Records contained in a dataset

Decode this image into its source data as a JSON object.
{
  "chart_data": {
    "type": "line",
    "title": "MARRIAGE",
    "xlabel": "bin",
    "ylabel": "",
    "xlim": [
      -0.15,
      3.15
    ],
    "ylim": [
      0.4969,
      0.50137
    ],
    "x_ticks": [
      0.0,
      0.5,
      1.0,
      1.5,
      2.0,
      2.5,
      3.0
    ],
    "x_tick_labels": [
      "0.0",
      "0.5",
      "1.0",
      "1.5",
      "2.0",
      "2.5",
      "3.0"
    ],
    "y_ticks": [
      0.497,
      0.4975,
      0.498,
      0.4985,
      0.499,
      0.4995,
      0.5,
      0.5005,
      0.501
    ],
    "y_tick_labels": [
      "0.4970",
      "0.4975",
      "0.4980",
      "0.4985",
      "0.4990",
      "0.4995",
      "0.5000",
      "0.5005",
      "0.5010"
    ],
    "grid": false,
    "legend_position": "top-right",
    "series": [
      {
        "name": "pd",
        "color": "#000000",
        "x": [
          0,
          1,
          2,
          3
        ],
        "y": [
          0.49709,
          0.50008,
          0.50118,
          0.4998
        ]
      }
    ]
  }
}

*Task instructions*. Using the material above, print every entry exactly as written.

*The result*.
Decode this image into its source data as a JSON object.
{
  "chart_data": {
    "type": "line",
    "title": "MARRIAGE",
    "xlabel": "bin",
    "ylabel": "",
    "xlim": [
      -0.15,
      3.15
    ],
    "ylim": [
      0.4969,
      0.50137
    ],
    "x_ticks": [
      0.0,
      0.5,
      1.0,
      1.5,
      2.0,
      2.5,
      3.0
    ],
    "x_tick_labels": [
      "0.0",
      "0.5",
      "1.0",
      "1.5",
      "2.0",
      "2.5",
      "3.0"
    ],
    "y_ticks": [
      0.497,
      0.4975,
      0.498,
      0.4985,
      0.499,
      0.4995,
      0.5,
      0.5005,
      0.501
    ],
    "y_tick_labels": [
      "0.4970",
      "0.4975",
      "0.4980",
      "0.4985",
      "0.4990",
      "0.4995",
      "0.5000",
      "0.5005",
      "0.5010"
    ],
    "grid": false,
    "legend_position": "top-right",
    "series": [
      {
        "name": "pd",
        "color": "#000000",
        "x": [
          0,
          1,
          2,
          3
        ],
        "y": [
          0.49709,
          0.50008,
          0.50118,
          0.4998
        ]
      }
    ]
  }
}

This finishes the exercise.